GIVEN PROBLEM: Extract each line where the string "Vulpius" shows up.

[Collection entries]
((

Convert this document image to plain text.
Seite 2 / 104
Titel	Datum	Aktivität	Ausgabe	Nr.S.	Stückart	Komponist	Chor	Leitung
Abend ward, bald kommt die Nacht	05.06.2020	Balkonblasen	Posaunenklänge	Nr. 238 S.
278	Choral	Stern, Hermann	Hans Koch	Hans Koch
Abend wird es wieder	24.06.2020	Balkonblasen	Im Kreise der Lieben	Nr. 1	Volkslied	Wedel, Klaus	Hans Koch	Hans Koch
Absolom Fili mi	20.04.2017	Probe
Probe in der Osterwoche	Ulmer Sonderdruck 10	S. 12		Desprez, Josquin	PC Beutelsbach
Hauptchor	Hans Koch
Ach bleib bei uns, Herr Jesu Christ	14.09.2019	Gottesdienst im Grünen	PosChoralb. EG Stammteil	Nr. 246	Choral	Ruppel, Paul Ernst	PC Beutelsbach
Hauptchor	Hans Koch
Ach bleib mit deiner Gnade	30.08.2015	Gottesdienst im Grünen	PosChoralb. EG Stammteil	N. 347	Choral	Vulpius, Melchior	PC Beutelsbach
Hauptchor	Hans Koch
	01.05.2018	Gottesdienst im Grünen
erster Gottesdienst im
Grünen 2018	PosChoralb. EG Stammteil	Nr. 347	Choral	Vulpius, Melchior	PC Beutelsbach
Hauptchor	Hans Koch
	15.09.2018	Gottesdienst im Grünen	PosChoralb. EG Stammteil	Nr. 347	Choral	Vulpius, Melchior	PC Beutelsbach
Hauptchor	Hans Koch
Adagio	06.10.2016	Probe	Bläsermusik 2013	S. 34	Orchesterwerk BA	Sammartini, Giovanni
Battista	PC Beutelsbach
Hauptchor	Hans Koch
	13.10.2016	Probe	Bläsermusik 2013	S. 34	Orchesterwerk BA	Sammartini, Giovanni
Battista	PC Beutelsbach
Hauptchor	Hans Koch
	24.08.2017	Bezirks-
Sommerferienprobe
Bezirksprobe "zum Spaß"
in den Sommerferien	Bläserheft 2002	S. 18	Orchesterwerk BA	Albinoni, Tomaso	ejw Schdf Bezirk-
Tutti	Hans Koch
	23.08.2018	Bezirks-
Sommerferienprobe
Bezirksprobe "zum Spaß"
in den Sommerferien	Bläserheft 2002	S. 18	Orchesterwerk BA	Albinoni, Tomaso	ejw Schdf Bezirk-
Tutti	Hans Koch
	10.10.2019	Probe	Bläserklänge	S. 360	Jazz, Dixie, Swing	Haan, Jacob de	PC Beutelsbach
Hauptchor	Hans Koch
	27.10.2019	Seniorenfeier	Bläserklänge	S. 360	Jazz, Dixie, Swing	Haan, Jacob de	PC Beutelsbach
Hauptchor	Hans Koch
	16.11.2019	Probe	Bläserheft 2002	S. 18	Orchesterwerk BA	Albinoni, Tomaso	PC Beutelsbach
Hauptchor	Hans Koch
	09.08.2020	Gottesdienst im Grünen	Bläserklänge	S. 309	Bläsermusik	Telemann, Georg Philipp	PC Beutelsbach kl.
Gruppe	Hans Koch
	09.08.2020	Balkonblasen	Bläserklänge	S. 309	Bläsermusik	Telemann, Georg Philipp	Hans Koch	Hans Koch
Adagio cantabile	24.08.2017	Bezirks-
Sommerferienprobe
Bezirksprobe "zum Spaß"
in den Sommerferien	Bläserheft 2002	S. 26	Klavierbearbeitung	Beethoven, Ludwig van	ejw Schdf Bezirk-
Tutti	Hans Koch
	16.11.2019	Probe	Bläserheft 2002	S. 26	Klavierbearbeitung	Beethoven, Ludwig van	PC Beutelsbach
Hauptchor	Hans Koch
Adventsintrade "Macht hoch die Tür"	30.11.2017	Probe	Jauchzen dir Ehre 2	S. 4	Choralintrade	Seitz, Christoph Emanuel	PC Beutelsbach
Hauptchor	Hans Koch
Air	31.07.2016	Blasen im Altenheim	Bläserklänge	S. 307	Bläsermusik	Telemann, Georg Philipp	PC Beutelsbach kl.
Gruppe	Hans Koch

))

ANSWER:
Ach bleib mit deiner Gnade	30.08.2015	Gottesdienst im Grünen	PosChoralb. EG Stammteil	N. 347	Choral	Vulpius, Melchior	PC Beutelsbach
Grünen 2018	PosChoralb. EG Stammteil	Nr. 347	Choral	Vulpius, Melchior	PC Beutelsbach
	15.09.2018	Gottesdienst im Grünen	PosChoralb. EG Stammteil	Nr. 347	Choral	Vulpius, Melchior	PC Beutelsbach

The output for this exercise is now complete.